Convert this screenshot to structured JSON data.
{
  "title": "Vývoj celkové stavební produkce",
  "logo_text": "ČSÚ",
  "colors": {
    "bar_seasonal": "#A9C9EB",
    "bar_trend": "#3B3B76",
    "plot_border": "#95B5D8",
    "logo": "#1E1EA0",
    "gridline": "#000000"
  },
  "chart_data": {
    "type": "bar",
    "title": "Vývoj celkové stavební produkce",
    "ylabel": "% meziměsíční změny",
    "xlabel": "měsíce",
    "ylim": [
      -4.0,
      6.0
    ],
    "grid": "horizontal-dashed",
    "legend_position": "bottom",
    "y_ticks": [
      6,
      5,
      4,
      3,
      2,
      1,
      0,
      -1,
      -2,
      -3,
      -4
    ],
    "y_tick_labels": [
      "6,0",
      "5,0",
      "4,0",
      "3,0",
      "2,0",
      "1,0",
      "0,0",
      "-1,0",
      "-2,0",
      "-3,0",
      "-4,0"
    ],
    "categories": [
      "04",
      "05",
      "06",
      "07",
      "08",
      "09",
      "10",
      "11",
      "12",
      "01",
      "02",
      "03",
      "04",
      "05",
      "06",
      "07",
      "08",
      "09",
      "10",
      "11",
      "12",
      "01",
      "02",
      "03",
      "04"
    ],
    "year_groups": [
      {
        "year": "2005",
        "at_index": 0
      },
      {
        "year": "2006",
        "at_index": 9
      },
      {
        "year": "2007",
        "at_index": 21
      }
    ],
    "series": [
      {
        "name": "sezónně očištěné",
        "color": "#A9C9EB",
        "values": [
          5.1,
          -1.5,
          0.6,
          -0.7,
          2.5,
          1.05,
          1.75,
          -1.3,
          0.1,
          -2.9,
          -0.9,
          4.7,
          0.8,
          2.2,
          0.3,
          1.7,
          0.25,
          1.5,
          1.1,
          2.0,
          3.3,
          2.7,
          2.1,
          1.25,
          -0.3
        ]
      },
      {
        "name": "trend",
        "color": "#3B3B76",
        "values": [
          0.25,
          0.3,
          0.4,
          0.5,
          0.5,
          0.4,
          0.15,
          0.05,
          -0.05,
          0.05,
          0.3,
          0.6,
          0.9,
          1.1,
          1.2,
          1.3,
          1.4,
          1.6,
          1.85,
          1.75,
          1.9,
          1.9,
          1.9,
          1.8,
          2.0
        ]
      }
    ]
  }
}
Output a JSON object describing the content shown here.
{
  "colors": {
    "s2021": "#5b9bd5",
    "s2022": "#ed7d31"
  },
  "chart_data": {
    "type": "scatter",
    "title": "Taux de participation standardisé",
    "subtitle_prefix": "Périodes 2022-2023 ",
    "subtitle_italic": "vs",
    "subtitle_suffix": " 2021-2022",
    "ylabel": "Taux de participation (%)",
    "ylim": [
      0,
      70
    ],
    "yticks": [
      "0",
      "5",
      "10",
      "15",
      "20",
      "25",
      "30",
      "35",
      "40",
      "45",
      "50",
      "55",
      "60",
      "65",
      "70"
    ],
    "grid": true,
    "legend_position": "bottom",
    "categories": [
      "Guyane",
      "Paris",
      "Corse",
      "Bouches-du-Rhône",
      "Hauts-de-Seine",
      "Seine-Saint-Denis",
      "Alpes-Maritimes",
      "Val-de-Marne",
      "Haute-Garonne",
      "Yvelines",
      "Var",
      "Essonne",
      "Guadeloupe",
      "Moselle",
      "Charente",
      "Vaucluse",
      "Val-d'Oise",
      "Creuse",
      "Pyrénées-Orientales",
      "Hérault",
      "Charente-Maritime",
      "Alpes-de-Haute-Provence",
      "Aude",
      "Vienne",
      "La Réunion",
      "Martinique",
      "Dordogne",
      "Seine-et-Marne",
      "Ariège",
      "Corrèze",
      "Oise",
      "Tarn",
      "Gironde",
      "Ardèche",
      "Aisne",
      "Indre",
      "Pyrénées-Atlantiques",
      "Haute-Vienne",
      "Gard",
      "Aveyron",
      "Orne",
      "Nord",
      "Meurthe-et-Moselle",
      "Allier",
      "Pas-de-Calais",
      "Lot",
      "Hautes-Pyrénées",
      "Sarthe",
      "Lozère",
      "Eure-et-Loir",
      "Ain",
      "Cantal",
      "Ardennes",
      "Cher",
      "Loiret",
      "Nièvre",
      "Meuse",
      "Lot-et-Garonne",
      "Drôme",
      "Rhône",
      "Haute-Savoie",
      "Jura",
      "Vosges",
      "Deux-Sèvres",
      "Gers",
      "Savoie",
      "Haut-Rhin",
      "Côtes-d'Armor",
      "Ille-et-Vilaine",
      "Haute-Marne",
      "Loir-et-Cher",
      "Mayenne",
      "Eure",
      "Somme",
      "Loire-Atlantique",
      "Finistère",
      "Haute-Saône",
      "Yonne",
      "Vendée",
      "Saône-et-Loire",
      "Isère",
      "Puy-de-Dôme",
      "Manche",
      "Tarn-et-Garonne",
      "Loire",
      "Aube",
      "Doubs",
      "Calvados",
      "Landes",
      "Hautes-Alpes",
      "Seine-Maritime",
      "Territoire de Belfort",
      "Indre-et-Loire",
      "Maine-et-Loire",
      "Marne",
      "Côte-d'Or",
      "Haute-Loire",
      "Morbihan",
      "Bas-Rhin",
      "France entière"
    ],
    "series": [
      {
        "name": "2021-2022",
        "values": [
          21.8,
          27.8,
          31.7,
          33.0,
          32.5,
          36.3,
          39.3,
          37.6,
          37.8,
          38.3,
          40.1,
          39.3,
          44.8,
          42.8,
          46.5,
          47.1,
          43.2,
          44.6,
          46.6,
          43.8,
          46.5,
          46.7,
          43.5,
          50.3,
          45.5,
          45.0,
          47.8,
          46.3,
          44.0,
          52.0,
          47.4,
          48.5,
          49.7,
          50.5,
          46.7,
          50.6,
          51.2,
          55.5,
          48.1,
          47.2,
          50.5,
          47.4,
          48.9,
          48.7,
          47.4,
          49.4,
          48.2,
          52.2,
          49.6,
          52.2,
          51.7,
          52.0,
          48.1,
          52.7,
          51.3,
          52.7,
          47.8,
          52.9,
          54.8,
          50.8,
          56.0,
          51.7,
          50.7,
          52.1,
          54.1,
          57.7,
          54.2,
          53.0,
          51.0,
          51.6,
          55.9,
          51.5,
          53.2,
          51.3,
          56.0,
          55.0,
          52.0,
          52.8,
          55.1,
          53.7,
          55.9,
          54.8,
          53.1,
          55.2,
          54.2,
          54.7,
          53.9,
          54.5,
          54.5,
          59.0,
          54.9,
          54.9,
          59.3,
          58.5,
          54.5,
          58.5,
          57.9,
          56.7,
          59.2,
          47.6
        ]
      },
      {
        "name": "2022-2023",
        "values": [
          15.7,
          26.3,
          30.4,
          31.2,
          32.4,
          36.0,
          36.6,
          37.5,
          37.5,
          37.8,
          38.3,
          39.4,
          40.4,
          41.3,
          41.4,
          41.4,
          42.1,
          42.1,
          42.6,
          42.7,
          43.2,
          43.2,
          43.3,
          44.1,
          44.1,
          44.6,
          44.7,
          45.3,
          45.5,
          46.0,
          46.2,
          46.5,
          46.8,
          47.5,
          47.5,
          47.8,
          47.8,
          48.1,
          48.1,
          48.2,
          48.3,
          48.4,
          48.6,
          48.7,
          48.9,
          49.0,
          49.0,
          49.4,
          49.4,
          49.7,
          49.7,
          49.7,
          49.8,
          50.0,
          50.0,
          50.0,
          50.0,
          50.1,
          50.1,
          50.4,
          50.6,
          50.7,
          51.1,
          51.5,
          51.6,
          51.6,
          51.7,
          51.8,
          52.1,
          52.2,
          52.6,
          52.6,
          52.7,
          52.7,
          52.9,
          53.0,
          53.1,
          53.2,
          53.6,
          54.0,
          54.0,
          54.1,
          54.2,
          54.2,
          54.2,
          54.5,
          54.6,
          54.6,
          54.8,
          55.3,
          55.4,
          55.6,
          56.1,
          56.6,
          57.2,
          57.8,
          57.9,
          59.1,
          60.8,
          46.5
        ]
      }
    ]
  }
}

^^^^^^^^^^^^^^^^

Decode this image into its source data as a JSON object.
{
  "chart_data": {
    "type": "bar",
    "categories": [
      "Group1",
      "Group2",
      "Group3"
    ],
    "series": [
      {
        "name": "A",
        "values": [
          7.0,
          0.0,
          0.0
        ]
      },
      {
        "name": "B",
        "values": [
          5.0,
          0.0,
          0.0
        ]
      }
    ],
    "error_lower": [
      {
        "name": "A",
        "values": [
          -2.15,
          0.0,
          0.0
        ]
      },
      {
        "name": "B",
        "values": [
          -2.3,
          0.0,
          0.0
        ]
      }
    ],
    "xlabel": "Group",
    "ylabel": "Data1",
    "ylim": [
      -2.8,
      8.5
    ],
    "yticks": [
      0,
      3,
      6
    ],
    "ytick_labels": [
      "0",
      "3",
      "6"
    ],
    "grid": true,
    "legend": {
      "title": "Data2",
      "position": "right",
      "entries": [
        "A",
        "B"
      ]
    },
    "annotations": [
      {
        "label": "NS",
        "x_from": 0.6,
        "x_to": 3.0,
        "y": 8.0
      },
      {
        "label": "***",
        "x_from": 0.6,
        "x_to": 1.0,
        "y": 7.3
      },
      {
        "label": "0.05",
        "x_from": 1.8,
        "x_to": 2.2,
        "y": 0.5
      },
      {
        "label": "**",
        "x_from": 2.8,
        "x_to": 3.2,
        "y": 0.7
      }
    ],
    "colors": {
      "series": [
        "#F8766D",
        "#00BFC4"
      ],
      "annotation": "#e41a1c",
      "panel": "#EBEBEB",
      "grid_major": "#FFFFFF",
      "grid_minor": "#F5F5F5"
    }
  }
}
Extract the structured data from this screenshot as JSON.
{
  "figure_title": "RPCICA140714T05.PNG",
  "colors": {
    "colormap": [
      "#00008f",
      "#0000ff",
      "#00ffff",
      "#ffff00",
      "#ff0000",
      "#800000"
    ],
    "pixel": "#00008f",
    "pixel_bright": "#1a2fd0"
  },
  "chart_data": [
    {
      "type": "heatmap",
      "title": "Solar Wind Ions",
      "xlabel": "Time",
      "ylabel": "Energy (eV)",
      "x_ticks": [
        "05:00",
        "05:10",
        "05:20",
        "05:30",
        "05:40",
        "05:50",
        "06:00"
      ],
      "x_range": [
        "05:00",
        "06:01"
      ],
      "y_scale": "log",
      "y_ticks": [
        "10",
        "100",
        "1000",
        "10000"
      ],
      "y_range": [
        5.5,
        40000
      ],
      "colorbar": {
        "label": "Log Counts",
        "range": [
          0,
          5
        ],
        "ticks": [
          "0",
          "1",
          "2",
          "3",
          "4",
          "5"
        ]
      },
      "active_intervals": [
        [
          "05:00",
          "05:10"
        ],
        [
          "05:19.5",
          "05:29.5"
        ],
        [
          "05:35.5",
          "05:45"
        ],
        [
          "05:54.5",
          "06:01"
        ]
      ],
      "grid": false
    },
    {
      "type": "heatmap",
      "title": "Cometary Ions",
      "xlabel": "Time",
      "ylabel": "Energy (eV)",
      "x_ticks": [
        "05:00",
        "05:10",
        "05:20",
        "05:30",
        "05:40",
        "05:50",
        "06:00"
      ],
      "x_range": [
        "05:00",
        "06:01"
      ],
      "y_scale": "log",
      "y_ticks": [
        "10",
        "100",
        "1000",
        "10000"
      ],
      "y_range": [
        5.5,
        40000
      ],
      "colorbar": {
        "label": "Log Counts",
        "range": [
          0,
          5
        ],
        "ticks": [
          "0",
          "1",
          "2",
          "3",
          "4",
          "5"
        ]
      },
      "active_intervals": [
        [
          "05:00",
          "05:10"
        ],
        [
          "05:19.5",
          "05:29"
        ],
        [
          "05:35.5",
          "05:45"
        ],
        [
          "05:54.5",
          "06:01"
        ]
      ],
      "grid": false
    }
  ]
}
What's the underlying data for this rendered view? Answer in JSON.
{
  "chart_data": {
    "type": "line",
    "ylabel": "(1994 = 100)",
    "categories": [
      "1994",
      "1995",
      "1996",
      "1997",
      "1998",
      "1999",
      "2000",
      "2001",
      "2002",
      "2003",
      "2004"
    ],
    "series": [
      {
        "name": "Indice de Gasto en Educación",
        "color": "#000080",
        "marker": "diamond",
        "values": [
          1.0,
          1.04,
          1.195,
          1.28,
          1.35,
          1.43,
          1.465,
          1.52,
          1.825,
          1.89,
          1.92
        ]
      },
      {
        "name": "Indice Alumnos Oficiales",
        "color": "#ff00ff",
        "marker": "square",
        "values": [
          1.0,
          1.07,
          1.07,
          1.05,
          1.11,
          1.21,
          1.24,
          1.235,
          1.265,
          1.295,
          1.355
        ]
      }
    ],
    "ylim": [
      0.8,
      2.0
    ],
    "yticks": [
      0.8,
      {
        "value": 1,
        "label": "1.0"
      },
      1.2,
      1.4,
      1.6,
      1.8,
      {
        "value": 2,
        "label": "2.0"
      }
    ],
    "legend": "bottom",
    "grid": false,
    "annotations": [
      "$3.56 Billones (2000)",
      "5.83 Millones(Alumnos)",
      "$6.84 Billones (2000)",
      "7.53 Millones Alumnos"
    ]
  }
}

^^^^^^^^^^^^^^^^

*Problem description:*
Find the word "Alpes" in the records and pull out each line that has it.

*Task output:*
      "Alpes-Maritimes",
      "Alpes-de-Haute-Provence",
      "Hautes-Alpes",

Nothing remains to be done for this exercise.